• Records to process:
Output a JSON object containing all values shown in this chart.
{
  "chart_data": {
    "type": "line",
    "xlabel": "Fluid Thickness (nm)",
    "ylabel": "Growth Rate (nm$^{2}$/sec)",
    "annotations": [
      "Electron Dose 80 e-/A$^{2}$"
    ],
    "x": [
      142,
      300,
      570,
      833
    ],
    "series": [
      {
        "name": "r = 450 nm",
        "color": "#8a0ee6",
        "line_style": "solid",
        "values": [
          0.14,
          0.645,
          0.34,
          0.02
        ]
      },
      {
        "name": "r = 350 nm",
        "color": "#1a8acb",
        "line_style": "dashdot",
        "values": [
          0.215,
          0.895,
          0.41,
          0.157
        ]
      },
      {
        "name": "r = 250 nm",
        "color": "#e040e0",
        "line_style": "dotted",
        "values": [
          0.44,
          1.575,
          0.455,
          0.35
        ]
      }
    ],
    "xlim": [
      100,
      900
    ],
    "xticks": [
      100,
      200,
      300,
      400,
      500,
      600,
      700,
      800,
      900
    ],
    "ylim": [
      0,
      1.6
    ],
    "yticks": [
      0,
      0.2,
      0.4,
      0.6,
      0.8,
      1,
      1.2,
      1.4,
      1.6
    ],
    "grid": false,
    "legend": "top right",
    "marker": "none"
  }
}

• Directions:
Copy out the data shown above without altering anything.

• Response to the exercise:
Output a JSON object containing all values shown in this chart.
{
  "chart_data": {
    "type": "line",
    "xlabel": "Fluid Thickness (nm)",
    "ylabel": "Growth Rate (nm$^{2}$/sec)",
    "annotations": [
      "Electron Dose 80 e-/A$^{2}$"
    ],
    "x": [
      142,
      300,
      570,
      833
    ],
    "series": [
      {
        "name": "r = 450 nm",
        "color": "#8a0ee6",
        "line_style": "solid",
        "values": [
          0.14,
          0.645,
          0.34,
          0.02
        ]
      },
      {
        "name": "r = 350 nm",
        "color": "#1a8acb",
        "line_style": "dashdot",
        "values": [
          0.215,
          0.895,
          0.41,
          0.157
        ]
      },
      {
        "name": "r = 250 nm",
        "color": "#e040e0",
        "line_style": "dotted",
        "values": [
          0.44,
          1.575,
          0.455,
          0.35
        ]
      }
    ],
    "xlim": [
      100,
      900
    ],
    "xticks": [
      100,
      200,
      300,
      400,
      500,
      600,
      700,
      800,
      900
    ],
    "ylim": [
      0,
      1.6
    ],
    "yticks": [
      0,
      0.2,
      0.4,
      0.6,
      0.8,
      1,
      1.2,
      1.4,
      1.6
    ],
    "grid": false,
    "legend": "top right",
    "marker": "none"
  }
}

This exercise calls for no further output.